__What is expected__
Find how many lines in the material contain "subtitle"; your answer should be that number alone.

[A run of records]
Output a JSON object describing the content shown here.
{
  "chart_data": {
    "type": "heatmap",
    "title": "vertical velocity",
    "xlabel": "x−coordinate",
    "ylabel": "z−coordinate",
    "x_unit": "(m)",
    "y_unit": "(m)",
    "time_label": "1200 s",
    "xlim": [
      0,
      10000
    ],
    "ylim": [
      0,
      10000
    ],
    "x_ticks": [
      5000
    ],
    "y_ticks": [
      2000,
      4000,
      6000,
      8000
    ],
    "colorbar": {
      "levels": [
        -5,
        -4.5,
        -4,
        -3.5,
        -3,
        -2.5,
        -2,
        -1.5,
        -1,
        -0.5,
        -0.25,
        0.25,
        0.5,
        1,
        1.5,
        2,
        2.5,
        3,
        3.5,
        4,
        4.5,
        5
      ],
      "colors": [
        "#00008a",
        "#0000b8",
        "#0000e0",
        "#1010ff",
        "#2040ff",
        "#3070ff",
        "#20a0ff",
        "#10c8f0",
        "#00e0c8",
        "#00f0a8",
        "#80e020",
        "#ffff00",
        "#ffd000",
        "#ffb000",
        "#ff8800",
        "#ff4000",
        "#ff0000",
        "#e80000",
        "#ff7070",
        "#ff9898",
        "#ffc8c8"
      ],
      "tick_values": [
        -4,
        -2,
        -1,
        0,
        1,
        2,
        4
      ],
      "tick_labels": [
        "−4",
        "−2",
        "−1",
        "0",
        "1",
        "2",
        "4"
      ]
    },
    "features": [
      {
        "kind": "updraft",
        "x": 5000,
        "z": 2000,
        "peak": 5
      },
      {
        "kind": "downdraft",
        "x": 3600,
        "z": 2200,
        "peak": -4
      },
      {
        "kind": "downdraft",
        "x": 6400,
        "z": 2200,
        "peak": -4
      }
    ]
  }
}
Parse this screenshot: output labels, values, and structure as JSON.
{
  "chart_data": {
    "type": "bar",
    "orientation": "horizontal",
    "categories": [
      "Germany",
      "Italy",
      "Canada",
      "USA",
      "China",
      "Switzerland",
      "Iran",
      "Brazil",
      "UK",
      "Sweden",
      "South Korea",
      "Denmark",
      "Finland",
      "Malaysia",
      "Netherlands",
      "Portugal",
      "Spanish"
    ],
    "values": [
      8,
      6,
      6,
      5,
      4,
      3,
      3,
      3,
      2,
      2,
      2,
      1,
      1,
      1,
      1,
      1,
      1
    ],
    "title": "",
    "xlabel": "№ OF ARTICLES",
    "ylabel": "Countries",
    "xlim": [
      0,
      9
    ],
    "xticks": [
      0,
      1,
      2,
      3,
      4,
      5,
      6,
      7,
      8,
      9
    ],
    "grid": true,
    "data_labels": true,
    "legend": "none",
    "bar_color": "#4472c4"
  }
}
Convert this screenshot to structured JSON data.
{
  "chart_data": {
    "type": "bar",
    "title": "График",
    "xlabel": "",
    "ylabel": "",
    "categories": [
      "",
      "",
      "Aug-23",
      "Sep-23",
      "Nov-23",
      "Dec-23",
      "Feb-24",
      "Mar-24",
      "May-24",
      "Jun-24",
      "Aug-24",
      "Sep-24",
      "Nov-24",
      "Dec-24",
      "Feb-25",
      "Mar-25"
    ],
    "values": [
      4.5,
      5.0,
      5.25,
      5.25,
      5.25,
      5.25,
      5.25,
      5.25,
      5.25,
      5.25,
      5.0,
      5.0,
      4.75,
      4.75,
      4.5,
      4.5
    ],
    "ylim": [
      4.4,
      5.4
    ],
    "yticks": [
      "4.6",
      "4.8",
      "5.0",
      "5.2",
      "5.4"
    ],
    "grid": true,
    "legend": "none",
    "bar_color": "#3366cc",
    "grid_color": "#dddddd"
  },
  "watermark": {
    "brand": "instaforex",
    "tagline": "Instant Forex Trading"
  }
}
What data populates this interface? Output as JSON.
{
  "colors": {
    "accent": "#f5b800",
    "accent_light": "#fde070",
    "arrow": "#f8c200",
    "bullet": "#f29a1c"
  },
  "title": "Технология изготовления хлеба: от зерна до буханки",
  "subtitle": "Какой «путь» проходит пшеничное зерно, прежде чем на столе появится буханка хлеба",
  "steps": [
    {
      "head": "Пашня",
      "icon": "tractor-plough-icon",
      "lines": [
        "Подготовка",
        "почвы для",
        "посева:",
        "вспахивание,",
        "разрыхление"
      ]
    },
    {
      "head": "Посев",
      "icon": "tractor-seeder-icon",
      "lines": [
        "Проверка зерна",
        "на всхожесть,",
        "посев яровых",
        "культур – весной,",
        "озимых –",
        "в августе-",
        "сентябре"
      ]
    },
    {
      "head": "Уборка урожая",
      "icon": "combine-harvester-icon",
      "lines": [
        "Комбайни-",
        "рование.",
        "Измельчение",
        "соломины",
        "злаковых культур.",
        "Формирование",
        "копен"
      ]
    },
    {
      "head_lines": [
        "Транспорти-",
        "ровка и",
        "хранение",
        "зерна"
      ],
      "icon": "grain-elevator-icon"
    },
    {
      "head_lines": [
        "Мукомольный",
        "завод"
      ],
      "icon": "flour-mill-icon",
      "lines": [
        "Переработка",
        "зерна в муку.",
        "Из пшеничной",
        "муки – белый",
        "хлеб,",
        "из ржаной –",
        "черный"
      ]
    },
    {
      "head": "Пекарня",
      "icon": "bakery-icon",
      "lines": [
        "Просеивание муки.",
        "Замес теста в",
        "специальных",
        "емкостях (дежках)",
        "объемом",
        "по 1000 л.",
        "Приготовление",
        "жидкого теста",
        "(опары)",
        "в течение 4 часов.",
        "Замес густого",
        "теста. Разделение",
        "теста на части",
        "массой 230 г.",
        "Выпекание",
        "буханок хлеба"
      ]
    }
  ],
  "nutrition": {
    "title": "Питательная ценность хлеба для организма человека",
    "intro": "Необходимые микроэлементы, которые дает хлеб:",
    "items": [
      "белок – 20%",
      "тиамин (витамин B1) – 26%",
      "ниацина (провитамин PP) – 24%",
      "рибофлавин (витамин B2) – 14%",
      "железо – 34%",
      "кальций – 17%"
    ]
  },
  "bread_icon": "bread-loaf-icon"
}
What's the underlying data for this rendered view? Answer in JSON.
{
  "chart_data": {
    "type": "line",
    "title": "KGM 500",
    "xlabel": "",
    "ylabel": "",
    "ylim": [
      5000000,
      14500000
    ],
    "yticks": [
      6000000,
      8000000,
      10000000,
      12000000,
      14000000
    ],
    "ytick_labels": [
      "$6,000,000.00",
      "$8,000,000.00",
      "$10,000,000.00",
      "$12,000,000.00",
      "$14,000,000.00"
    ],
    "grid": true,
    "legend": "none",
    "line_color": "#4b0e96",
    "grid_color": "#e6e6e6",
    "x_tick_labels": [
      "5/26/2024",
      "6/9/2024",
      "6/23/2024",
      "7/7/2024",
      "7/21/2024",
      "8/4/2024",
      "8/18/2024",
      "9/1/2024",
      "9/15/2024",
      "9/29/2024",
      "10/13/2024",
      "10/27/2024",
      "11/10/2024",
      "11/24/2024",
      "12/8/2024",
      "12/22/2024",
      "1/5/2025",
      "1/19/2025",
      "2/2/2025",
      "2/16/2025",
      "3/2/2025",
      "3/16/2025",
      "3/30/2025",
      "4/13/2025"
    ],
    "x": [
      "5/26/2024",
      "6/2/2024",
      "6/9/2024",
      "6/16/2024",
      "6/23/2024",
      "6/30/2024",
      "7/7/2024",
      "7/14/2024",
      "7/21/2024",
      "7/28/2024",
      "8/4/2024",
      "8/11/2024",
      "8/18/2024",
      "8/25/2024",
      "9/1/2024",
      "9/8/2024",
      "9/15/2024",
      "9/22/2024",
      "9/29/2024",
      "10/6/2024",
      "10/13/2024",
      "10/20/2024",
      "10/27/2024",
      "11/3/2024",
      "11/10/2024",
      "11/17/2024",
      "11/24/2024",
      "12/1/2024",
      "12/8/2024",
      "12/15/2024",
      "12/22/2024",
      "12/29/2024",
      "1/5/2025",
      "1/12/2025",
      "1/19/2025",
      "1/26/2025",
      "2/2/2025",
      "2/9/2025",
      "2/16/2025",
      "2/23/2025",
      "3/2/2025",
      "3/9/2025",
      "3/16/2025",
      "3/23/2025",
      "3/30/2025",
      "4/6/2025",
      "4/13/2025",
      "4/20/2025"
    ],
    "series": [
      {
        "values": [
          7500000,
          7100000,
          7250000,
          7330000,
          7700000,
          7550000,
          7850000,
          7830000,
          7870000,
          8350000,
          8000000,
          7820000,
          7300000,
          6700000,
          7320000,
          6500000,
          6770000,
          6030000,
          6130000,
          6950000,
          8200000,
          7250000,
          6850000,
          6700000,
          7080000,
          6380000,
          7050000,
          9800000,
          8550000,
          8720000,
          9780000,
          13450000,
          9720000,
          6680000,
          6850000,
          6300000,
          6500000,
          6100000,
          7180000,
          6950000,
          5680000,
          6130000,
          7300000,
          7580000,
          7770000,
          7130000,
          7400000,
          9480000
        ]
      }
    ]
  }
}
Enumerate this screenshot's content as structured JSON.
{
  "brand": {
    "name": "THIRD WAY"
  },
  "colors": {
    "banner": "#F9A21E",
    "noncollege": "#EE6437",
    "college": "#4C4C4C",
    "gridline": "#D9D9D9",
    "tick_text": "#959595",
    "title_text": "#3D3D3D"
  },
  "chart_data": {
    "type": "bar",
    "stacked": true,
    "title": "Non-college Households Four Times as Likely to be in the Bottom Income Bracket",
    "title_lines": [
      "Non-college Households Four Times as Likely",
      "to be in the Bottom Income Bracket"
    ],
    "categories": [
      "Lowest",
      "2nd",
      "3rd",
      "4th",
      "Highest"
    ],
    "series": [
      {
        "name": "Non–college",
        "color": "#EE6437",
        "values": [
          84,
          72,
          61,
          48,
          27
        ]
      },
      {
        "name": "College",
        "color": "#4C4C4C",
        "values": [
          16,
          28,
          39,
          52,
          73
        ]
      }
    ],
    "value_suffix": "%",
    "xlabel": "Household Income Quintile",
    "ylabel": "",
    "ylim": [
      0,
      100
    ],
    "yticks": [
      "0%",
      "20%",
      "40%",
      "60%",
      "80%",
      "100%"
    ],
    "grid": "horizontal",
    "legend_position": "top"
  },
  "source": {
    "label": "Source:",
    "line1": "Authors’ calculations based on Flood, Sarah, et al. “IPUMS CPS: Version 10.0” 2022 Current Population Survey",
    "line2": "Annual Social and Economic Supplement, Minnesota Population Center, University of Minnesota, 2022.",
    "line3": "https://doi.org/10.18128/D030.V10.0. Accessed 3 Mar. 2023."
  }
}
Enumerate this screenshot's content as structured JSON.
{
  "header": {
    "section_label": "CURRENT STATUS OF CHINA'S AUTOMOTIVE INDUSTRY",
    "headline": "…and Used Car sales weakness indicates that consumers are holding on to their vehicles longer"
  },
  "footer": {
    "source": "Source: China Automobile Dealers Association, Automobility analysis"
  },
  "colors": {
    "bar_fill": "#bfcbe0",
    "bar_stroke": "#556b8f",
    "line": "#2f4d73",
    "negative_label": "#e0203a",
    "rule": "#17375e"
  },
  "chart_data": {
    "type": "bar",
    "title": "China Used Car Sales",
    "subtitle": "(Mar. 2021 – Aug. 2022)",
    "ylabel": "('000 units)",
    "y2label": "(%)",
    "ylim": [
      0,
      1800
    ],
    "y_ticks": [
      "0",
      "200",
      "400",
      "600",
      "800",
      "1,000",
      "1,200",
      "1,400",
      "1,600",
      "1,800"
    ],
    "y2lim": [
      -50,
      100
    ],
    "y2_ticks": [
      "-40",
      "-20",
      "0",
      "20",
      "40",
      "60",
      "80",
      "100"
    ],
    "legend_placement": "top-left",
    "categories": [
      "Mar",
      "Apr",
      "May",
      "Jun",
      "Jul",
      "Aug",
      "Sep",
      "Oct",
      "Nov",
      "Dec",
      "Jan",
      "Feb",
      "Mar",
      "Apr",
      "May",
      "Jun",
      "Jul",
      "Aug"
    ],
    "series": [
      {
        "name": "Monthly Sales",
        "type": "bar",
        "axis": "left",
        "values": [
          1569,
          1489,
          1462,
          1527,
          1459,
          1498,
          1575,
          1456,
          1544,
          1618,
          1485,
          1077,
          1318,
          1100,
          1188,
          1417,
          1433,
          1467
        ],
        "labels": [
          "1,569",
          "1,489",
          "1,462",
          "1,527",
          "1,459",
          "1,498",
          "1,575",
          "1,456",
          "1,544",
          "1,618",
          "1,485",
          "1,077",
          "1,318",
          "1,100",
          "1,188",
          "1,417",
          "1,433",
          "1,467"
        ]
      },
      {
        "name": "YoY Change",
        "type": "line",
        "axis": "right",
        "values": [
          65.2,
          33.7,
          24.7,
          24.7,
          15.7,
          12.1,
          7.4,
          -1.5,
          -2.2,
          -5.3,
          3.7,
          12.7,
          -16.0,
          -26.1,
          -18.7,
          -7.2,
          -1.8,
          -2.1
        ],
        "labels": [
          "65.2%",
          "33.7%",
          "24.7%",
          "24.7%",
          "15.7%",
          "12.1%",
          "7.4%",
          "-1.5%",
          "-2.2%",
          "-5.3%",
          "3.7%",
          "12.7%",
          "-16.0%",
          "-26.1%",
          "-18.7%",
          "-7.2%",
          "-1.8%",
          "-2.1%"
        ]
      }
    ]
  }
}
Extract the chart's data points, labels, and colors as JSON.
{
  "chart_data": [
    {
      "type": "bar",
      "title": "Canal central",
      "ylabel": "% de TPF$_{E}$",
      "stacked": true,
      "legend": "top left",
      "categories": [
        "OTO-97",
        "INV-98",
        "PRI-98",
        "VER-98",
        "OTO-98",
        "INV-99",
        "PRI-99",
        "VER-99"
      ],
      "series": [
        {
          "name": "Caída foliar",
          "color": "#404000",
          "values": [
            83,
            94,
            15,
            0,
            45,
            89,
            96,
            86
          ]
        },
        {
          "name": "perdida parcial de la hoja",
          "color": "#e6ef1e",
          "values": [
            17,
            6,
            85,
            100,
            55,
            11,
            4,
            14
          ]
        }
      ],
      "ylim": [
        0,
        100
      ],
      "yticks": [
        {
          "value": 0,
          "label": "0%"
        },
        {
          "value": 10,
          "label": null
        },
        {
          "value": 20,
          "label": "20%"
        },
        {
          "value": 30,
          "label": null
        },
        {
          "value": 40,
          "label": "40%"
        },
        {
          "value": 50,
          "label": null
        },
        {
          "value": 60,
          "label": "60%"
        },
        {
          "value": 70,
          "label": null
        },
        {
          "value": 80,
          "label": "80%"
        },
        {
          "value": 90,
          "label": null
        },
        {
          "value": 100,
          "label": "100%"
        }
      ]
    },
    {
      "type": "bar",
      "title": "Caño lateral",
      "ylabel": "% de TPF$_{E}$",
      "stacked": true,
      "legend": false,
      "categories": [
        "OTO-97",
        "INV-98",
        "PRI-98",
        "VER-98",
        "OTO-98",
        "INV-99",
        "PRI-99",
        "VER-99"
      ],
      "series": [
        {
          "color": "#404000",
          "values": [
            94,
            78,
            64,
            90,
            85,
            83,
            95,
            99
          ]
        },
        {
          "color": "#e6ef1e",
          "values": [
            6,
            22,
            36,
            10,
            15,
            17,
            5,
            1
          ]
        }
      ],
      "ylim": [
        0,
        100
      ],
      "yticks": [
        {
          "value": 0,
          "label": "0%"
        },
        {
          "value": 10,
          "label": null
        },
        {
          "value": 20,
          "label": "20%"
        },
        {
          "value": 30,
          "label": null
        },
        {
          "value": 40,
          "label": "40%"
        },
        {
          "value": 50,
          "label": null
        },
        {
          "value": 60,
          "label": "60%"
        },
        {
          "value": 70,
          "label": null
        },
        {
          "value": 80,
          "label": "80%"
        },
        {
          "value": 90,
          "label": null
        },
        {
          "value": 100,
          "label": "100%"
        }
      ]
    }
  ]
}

__Problem solution__
2